Directions » Retype every entry word for word.
Start Provided information
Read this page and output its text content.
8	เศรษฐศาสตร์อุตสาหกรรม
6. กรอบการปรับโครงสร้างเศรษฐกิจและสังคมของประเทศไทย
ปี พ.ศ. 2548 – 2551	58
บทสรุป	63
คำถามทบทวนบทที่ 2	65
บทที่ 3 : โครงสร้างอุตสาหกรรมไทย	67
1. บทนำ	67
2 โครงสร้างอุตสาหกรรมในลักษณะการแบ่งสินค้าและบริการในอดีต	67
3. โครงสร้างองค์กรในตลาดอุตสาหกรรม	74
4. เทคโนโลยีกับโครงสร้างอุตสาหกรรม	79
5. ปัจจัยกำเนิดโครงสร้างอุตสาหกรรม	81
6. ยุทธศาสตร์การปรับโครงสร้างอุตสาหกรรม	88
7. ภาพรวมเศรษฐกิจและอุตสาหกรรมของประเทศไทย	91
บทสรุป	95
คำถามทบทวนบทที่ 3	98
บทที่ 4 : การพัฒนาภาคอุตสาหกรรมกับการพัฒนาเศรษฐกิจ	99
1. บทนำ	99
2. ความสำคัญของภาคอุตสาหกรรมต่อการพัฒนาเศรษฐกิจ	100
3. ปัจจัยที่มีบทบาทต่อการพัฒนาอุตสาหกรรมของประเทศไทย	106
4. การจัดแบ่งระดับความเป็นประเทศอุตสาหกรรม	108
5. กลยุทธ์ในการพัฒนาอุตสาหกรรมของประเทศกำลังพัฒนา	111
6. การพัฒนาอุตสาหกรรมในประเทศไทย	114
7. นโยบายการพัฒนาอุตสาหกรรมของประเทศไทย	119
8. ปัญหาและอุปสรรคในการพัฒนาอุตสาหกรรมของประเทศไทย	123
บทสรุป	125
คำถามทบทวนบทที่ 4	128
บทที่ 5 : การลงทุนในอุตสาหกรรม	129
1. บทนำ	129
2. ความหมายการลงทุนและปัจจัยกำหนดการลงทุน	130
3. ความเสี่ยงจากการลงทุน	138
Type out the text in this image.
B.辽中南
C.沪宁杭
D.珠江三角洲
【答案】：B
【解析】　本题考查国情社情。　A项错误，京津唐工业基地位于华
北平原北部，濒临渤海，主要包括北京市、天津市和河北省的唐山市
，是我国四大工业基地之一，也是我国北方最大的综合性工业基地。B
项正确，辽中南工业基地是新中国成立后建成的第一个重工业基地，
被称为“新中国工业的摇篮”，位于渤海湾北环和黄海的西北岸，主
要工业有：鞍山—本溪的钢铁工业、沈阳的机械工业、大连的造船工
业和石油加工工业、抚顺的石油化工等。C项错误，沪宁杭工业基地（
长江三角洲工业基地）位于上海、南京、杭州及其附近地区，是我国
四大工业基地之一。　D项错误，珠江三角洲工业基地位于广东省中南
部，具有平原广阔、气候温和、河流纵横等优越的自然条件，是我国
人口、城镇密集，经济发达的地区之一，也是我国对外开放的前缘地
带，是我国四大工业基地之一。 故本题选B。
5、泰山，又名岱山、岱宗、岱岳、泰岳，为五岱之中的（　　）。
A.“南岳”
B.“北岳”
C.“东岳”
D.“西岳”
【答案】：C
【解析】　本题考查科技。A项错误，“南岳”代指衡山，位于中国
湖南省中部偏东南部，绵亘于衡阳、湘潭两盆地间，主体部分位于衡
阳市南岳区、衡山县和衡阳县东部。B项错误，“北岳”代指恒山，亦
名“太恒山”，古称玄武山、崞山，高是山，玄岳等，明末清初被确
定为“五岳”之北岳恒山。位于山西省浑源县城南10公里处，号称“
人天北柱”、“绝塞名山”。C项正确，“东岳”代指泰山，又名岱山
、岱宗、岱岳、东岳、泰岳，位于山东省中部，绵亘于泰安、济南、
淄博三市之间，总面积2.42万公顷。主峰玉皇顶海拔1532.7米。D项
End Provided information
Task output »
Read this page and output its text content.
8	เศรษฐศาสตร์อุตสาหกรรม
6. กรอบการปรับโครงสร้างเศรษฐกิจและสังคมของประเทศไทย
ปี พ.ศ. 2548 – 2551	58
บทสรุป	63
คำถามทบทวนบทที่ 2	65
บทที่ 3 : โครงสร้างอุตสาหกรรมไทย	67
1. บทนำ	67
2 โครงสร้างอุตสาหกรรมในลักษณะการแบ่งสินค้าและบริการในอดีต	67
3. โครงสร้างองค์กรในตลาดอุตสาหกรรม	74
4. เทคโนโลยีกับโครงสร้างอุตสาหกรรม	79
5. ปัจจัยกำเนิดโครงสร้างอุตสาหกรรม	81
6. ยุทธศาสตร์การปรับโครงสร้างอุตสาหกรรม	88
7. ภาพรวมเศรษฐกิจและอุตสาหกรรมของประเทศไทย	91
บทสรุป	95
คำถามทบทวนบทที่ 3	98
บทที่ 4 : การพัฒนาภาคอุตสาหกรรมกับการพัฒนาเศรษฐกิจ	99
1. บทนำ	99
2. ความสำคัญของภาคอุตสาหกรรมต่อการพัฒนาเศรษฐกิจ	100
3. ปัจจัยที่มีบทบาทต่อการพัฒนาอุตสาหกรรมของประเทศไทย	106
4. การจัดแบ่งระดับความเป็นประเทศอุตสาหกรรม	108
5. กลยุทธ์ในการพัฒนาอุตสาหกรรมของประเทศกำลังพัฒนา	111
6. การพัฒนาอุตสาหกรรมในประเทศไทย	114
7. นโยบายการพัฒนาอุตสาหกรรมของประเทศไทย	119
8. ปัญหาและอุปสรรคในการพัฒนาอุตสาหกรรมของประเทศไทย	123
บทสรุป	125
คำถามทบทวนบทที่ 4	128
บทที่ 5 : การลงทุนในอุตสาหกรรม	129
1. บทนำ	129
2. ความหมายการลงทุนและปัจจัยกำหนดการลงทุน	130
3. ความเสี่ยงจากการลงทุน	138
Type out the text in this image.
B.辽中南
C.沪宁杭
D.珠江三角洲
【答案】：B
【解析】　本题考查国情社情。　A项错误，京津唐工业基地位于华
北平原北部，濒临渤海，主要包括北京市、天津市和河北省的唐山市
，是我国四大工业基地之一，也是我国北方最大的综合性工业基地。B
项正确，辽中南工业基地是新中国成立后建成的第一个重工业基地，
被称为“新中国工业的摇篮”，位于渤海湾北环和黄海的西北岸，主
要工业有：鞍山—本溪的钢铁工业、沈阳的机械工业、大连的造船工
业和石油加工工业、抚顺的石油化工等。C项错误，沪宁杭工业基地（
长江三角洲工业基地）位于上海、南京、杭州及其附近地区，是我国
四大工业基地之一。　D项错误，珠江三角洲工业基地位于广东省中南
部，具有平原广阔、气候温和、河流纵横等优越的自然条件，是我国
人口、城镇密集，经济发达的地区之一，也是我国对外开放的前缘地
带，是我国四大工业基地之一。 故本题选B。
5、泰山，又名岱山、岱宗、岱岳、泰岳，为五岱之中的（　　）。
A.“南岳”
B.“北岳”
C.“东岳”
D.“西岳”
【答案】：C
【解析】　本题考查科技。A项错误，“南岳”代指衡山，位于中国
湖南省中部偏东南部，绵亘于衡阳、湘潭两盆地间，主体部分位于衡
阳市南岳区、衡山县和衡阳县东部。B项错误，“北岳”代指恒山，亦
名“太恒山”，古称玄武山、崞山，高是山，玄岳等，明末清初被确
定为“五岳”之北岳恒山。位于山西省浑源县城南10公里处，号称“
人天北柱”、“绝塞名山”。C项正确，“东岳”代指泰山，又名岱山
、岱宗、岱岳、东岳、泰岳，位于山东省中部，绵亘于泰安、济南、
淄博三市之间，总面积2.42万公顷。主峰玉皇顶海拔1532.7米。D项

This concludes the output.